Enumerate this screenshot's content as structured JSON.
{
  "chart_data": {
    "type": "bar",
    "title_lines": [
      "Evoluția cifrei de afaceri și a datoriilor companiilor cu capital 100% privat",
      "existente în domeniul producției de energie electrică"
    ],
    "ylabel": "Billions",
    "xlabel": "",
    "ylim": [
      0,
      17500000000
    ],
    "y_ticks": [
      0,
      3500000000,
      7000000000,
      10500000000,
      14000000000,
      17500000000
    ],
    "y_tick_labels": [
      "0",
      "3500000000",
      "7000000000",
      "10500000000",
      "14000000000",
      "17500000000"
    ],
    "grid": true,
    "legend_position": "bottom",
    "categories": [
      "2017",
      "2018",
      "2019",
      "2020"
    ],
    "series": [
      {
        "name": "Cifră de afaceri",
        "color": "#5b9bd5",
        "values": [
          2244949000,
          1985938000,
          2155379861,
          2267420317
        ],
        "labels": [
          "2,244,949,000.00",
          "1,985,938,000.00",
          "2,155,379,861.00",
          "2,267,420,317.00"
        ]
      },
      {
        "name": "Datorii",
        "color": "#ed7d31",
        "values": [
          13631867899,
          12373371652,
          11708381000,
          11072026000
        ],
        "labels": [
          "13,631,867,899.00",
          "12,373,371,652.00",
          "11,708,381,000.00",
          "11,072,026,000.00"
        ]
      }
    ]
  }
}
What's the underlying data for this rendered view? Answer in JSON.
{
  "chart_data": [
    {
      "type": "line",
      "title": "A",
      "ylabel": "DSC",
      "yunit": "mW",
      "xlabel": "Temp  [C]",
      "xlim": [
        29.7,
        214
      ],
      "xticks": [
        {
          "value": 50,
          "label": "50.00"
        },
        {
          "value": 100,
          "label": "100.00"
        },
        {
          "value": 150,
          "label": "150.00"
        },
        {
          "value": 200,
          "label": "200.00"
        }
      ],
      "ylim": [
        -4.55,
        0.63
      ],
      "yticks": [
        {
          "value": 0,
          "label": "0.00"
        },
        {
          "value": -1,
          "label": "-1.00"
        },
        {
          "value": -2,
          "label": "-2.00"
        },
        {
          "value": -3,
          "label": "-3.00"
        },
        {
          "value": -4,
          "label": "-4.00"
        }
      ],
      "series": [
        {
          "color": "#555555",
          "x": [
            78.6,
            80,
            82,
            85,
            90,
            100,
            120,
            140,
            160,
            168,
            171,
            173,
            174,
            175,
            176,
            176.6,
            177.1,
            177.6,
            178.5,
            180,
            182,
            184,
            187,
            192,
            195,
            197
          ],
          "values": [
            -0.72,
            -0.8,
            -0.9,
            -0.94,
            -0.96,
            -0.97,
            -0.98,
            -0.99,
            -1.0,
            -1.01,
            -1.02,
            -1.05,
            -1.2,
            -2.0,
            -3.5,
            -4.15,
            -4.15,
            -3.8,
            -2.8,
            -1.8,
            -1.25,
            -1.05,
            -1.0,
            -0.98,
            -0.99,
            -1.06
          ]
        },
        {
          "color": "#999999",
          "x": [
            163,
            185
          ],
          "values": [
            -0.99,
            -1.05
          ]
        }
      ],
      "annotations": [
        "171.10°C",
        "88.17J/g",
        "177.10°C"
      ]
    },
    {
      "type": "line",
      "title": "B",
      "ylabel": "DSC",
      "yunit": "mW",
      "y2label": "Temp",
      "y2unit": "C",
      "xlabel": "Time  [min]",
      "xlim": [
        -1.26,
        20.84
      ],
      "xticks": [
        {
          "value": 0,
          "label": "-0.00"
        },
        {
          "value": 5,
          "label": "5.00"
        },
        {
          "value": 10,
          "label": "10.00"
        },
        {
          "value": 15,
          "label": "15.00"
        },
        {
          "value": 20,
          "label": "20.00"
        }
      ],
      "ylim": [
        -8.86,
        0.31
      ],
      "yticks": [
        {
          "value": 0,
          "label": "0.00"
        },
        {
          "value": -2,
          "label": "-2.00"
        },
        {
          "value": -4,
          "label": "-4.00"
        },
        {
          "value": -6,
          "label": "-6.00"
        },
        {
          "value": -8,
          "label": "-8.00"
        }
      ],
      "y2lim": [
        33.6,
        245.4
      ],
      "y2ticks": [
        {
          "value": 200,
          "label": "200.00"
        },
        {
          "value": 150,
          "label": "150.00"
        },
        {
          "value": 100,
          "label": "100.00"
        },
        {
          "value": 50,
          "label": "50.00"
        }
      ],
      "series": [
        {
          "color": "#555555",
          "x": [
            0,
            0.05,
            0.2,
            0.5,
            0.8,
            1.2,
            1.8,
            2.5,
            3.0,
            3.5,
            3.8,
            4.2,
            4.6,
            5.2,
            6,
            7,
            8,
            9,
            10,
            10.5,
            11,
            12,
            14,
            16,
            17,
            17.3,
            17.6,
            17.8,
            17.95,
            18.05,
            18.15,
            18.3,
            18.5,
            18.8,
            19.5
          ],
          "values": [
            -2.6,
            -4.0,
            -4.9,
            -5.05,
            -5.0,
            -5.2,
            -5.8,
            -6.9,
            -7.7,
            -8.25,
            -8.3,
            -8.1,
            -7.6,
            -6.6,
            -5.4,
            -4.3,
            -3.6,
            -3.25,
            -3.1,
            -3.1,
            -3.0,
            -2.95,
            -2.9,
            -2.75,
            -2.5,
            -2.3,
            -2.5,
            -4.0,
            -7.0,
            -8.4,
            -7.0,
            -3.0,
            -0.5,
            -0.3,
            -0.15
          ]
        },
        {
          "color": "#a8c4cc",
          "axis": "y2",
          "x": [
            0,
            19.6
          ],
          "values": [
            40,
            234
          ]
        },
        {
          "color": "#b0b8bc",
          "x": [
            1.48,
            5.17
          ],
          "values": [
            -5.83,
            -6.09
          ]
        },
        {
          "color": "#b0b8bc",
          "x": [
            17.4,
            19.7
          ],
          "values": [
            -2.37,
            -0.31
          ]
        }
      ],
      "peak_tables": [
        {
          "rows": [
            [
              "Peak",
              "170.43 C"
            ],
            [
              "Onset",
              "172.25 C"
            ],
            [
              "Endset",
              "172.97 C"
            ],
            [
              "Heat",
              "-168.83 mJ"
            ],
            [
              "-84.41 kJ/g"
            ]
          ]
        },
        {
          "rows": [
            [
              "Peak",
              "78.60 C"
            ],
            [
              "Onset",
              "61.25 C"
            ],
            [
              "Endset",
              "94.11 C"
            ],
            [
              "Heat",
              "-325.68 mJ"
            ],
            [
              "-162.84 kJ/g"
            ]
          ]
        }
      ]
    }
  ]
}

==================================================

## What you will do
Go through the records above and set each one down exactly, please.

## Worked answer
Enumerate this screenshot's content as structured JSON.
{
  "chart_data": {
    "type": "bar",
    "title_lines": [
      "Evoluția cifrei de afaceri și a datoriilor companiilor cu capital 100% privat",
      "existente în domeniul producției de energie electrică"
    ],
    "ylabel": "Billions",
    "xlabel": "",
    "ylim": [
      0,
      17500000000
    ],
    "y_ticks": [
      0,
      3500000000,
      7000000000,
      10500000000,
      14000000000,
      17500000000
    ],
    "y_tick_labels": [
      "0",
      "3500000000",
      "7000000000",
      "10500000000",
      "14000000000",
      "17500000000"
    ],
    "grid": true,
    "legend_position": "bottom",
    "categories": [
      "2017",
      "2018",
      "2019",
      "2020"
    ],
    "series": [
      {
        "name": "Cifră de afaceri",
        "color": "#5b9bd5",
        "values": [
          2244949000,
          1985938000,
          2155379861,
          2267420317
        ],
        "labels": [
          "2,244,949,000.00",
          "1,985,938,000.00",
          "2,155,379,861.00",
          "2,267,420,317.00"
        ]
      },
      {
        "name": "Datorii",
        "color": "#ed7d31",
        "values": [
          13631867899,
          12373371652,
          11708381000,
          11072026000
        ],
        "labels": [
          "13,631,867,899.00",
          "12,373,371,652.00",
          "11,708,381,000.00",
          "11,072,026,000.00"
        ]
      }
    ]
  }
}
What's the underlying data for this rendered view? Answer in JSON.
{
  "chart_data": [
    {
      "type": "line",
      "title": "A",
      "ylabel": "DSC",
      "yunit": "mW",
      "xlabel": "Temp  [C]",
      "xlim": [
        29.7,
        214
      ],
      "xticks": [
        {
          "value": 50,
          "label": "50.00"
        },
        {
          "value": 100,
          "label": "100.00"
        },
        {
          "value": 150,
          "label": "150.00"
        },
        {
          "value": 200,
          "label": "200.00"
        }
      ],
      "ylim": [
        -4.55,
        0.63
      ],
      "yticks": [
        {
          "value": 0,
          "label": "0.00"
        },
        {
          "value": -1,
          "label": "-1.00"
        },
        {
          "value": -2,
          "label": "-2.00"
        },
        {
          "value": -3,
          "label": "-3.00"
        },
        {
          "value": -4,
          "label": "-4.00"
        }
      ],
      "series": [
        {
          "color": "#555555",
          "x": [
            78.6,
            80,
            82,
            85,
            90,
            100,
            120,
            140,
            160,
            168,
            171,
            173,
            174,
            175,
            176,
            176.6,
            177.1,
            177.6,
            178.5,
            180,
            182,
            184,
            187,
            192,
            195,
            197
          ],
          "values": [
            -0.72,
            -0.8,
            -0.9,
            -0.94,
            -0.96,
            -0.97,
            -0.98,
            -0.99,
            -1.0,
            -1.01,
            -1.02,
            -1.05,
            -1.2,
            -2.0,
            -3.5,
            -4.15,
            -4.15,
            -3.8,
            -2.8,
            -1.8,
            -1.25,
            -1.05,
            -1.0,
            -0.98,
            -0.99,
            -1.06
          ]
        },
        {
          "color": "#999999",
          "x": [
            163,
            185
          ],
          "values": [
            -0.99,
            -1.05
          ]
        }
      ],
      "annotations": [
        "171.10°C",
        "88.17J/g",
        "177.10°C"
      ]
    },
    {
      "type": "line",
      "title": "B",
      "ylabel": "DSC",
      "yunit": "mW",
      "y2label": "Temp",
      "y2unit": "C",
      "xlabel": "Time  [min]",
      "xlim": [
        -1.26,
        20.84
      ],
      "xticks": [
        {
          "value": 0,
          "label": "-0.00"
        },
        {
          "value": 5,
          "label": "5.00"
        },
        {
          "value": 10,
          "label": "10.00"
        },
        {
          "value": 15,
          "label": "15.00"
        },
        {
          "value": 20,
          "label": "20.00"
        }
      ],
      "ylim": [
        -8.86,
        0.31
      ],
      "yticks": [
        {
          "value": 0,
          "label": "0.00"
        },
        {
          "value": -2,
          "label": "-2.00"
        },
        {
          "value": -4,
          "label": "-4.00"
        },
        {
          "value": -6,
          "label": "-6.00"
        },
        {
          "value": -8,
          "label": "-8.00"
        }
      ],
      "y2lim": [
        33.6,
        245.4
      ],
      "y2ticks": [
        {
          "value": 200,
          "label": "200.00"
        },
        {
          "value": 150,
          "label": "150.00"
        },
        {
          "value": 100,
          "label": "100.00"
        },
        {
          "value": 50,
          "label": "50.00"
        }
      ],
      "series": [
        {
          "color": "#555555",
          "x": [
            0,
            0.05,
            0.2,
            0.5,
            0.8,
            1.2,
            1.8,
            2.5,
            3.0,
            3.5,
            3.8,
            4.2,
            4.6,
            5.2,
            6,
            7,
            8,
            9,
            10,
            10.5,
            11,
            12,
            14,
            16,
            17,
            17.3,
            17.6,
            17.8,
            17.95,
            18.05,
            18.15,
            18.3,
            18.5,
            18.8,
            19.5
          ],
          "values": [
            -2.6,
            -4.0,
            -4.9,
            -5.05,
            -5.0,
            -5.2,
            -5.8,
            -6.9,
            -7.7,
            -8.25,
            -8.3,
            -8.1,
            -7.6,
            -6.6,
            -5.4,
            -4.3,
            -3.6,
            -3.25,
            -3.1,
            -3.1,
            -3.0,
            -2.95,
            -2.9,
            -2.75,
            -2.5,
            -2.3,
            -2.5,
            -4.0,
            -7.0,
            -8.4,
            -7.0,
            -3.0,
            -0.5,
            -0.3,
            -0.15
          ]
        },
        {
          "color": "#a8c4cc",
          "axis": "y2",
          "x": [
            0,
            19.6
          ],
          "values": [
            40,
            234
          ]
        },
        {
          "color": "#b0b8bc",
          "x": [
            1.48,
            5.17
          ],
          "values": [
            -5.83,
            -6.09
          ]
        },
        {
          "color": "#b0b8bc",
          "x": [
            17.4,
            19.7
          ],
          "values": [
            -2.37,
            -0.31
          ]
        }
      ],
      "peak_tables": [
        {
          "rows": [
            [
              "Peak",
              "170.43 C"
            ],
            [
              "Onset",
              "172.25 C"
            ],
            [
              "Endset",
              "172.97 C"
            ],
            [
              "Heat",
              "-168.83 mJ"
            ],
            [
              "-84.41 kJ/g"
            ]
          ]
        },
        {
          "rows": [
            [
              "Peak",
              "78.60 C"
            ],
            [
              "Onset",
              "61.25 C"
            ],
            [
              "Endset",
              "94.11 C"
            ],
            [
              "Heat",
              "-325.68 mJ"
            ],
            [
              "-162.84 kJ/g"
            ]
          ]
        }
      ]
    }
  ]
}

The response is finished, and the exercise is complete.